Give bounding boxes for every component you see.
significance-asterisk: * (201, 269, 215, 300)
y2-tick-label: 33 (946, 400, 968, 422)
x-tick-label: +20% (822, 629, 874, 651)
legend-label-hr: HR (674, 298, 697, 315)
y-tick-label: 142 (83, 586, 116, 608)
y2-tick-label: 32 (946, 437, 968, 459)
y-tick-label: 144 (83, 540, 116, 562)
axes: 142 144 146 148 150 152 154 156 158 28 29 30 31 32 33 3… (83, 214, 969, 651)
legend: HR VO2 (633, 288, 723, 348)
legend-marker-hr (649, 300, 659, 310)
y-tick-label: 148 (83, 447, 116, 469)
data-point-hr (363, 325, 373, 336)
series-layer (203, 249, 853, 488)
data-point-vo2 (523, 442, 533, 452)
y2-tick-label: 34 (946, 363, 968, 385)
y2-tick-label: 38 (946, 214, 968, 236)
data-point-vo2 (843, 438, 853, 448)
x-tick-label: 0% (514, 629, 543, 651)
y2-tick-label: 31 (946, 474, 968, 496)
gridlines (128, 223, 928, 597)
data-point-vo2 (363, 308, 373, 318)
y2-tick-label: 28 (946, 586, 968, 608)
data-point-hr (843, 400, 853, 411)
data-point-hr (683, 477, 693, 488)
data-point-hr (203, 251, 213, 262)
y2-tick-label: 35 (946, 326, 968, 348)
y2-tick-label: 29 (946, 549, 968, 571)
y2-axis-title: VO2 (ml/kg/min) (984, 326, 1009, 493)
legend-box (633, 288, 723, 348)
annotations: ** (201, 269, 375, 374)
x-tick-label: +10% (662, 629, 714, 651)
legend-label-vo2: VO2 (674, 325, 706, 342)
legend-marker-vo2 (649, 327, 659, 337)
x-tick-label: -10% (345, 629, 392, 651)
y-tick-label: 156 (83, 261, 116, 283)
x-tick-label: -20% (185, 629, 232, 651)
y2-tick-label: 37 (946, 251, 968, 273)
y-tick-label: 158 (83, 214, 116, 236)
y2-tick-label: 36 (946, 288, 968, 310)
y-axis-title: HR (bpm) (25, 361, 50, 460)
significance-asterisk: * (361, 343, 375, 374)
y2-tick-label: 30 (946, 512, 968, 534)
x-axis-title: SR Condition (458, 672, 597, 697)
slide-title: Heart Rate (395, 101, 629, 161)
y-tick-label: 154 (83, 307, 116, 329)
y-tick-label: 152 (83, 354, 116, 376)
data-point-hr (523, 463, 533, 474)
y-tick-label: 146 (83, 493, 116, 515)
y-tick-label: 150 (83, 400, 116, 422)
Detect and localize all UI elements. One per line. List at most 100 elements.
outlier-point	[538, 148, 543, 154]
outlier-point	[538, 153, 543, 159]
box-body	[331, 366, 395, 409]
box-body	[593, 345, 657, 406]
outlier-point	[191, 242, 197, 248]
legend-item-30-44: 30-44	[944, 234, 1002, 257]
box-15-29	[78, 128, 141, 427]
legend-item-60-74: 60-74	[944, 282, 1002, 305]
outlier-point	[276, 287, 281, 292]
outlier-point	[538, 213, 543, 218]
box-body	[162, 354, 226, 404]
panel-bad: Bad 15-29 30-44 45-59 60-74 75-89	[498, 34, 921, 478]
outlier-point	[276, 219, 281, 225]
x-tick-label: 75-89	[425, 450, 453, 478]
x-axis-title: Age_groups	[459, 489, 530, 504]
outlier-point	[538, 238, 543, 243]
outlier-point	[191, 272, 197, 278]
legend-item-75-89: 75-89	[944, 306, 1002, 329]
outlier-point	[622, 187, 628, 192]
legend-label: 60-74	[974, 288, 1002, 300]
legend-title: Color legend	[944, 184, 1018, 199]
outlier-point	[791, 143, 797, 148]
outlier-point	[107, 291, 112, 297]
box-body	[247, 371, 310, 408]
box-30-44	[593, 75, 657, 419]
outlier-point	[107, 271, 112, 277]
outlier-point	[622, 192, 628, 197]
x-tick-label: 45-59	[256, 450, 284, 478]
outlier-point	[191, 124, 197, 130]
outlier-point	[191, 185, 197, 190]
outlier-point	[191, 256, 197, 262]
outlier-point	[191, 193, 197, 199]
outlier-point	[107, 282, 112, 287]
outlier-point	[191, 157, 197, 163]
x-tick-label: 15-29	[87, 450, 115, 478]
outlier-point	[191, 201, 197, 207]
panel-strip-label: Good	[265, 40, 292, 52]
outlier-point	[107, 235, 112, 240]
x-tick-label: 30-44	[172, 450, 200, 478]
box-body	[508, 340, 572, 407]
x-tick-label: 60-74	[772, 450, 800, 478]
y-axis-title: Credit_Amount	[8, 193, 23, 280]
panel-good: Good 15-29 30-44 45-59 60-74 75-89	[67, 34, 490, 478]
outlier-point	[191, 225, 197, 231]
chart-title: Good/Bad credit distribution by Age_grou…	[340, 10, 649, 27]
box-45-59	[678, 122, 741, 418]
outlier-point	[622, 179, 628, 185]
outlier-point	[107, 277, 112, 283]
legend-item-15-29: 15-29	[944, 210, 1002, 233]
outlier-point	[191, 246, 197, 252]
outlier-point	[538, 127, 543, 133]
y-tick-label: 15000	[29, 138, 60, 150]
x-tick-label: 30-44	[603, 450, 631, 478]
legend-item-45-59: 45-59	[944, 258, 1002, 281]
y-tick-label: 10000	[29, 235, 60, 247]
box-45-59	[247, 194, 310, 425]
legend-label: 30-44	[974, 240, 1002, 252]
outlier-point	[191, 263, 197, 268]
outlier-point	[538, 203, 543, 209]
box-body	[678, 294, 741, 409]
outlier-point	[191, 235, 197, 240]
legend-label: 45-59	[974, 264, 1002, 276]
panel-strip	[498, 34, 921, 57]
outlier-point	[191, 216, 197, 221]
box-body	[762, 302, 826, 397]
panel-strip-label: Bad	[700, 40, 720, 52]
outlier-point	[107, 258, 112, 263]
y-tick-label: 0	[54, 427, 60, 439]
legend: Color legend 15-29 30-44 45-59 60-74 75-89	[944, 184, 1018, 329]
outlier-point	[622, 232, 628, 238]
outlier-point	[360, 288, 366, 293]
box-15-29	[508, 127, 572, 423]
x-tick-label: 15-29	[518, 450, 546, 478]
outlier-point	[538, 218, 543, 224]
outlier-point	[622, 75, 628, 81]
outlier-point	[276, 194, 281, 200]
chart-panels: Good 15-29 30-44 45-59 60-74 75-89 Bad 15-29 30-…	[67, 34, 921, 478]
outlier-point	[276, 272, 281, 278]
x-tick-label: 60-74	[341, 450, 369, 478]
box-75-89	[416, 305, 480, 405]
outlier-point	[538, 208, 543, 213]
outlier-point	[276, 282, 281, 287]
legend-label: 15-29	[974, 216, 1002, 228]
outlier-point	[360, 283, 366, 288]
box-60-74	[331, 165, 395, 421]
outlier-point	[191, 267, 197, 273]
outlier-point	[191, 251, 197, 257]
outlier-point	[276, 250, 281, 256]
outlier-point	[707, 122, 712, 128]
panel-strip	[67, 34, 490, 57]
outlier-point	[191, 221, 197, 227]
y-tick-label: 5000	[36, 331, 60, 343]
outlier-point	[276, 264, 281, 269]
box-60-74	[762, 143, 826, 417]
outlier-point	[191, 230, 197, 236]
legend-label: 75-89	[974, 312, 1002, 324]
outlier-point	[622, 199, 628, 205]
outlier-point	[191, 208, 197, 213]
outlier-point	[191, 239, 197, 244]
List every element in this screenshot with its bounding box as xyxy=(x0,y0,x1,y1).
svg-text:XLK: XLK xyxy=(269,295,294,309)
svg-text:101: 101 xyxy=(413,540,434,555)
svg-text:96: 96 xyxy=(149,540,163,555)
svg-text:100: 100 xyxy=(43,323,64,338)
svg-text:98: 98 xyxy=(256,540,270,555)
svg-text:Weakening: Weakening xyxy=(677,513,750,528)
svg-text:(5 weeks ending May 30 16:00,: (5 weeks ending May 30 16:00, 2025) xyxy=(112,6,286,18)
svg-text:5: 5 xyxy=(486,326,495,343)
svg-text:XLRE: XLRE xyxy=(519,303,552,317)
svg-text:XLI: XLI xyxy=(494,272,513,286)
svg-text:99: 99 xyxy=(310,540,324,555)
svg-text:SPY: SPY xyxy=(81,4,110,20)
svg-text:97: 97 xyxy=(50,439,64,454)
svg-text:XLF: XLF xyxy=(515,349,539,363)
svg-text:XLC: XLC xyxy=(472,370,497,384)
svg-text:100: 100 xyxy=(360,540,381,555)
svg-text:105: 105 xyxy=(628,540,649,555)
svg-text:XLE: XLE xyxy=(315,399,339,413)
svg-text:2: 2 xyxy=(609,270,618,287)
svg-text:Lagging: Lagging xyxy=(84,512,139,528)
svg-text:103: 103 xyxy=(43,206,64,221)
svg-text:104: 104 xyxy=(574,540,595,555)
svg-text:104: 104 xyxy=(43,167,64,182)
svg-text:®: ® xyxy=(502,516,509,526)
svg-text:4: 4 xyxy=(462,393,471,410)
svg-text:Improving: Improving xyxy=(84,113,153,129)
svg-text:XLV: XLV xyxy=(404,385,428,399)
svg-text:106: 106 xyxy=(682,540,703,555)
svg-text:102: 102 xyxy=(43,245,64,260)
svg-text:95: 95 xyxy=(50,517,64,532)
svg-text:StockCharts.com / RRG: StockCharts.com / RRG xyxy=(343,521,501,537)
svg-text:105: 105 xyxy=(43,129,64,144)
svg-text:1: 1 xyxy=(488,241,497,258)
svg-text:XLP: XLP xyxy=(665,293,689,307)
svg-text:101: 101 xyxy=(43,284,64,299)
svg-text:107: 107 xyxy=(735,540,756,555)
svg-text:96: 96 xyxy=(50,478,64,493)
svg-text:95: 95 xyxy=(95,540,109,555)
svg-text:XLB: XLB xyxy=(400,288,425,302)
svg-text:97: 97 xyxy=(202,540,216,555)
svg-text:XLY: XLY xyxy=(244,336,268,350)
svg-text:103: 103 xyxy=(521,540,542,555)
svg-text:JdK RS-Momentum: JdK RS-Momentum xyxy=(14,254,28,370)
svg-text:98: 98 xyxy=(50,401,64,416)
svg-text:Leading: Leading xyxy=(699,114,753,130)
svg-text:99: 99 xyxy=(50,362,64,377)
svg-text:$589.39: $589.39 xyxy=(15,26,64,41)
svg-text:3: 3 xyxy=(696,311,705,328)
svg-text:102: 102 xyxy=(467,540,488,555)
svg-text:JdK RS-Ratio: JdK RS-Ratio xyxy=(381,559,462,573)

**Task instructions**:
Could you copy out everything from the first row down through the row that contains "y2-tick-label: 38 (946, 214, 968, 236)", both included, without changing a character?

**Full answer**:
Give bounding boxes for every component you see.
significance-asterisk: * (201, 269, 215, 300)
y2-tick-label: 33 (946, 400, 968, 422)
x-tick-label: +20% (822, 629, 874, 651)
legend-label-hr: HR (674, 298, 697, 315)
y-tick-label: 142 (83, 586, 116, 608)
y2-tick-label: 32 (946, 437, 968, 459)
y-tick-label: 144 (83, 540, 116, 562)
axes: 142 144 146 148 150 152 154 156 158 28 29 30 31 32 33 3… (83, 214, 969, 651)
legend: HR VO2 (633, 288, 723, 348)
legend-marker-hr (649, 300, 659, 310)
y-tick-label: 148 (83, 447, 116, 469)
data-point-hr (363, 325, 373, 336)
series-layer (203, 249, 853, 488)
data-point-vo2 (523, 442, 533, 452)
y2-tick-label: 34 (946, 363, 968, 385)
y2-tick-label: 38 (946, 214, 968, 236)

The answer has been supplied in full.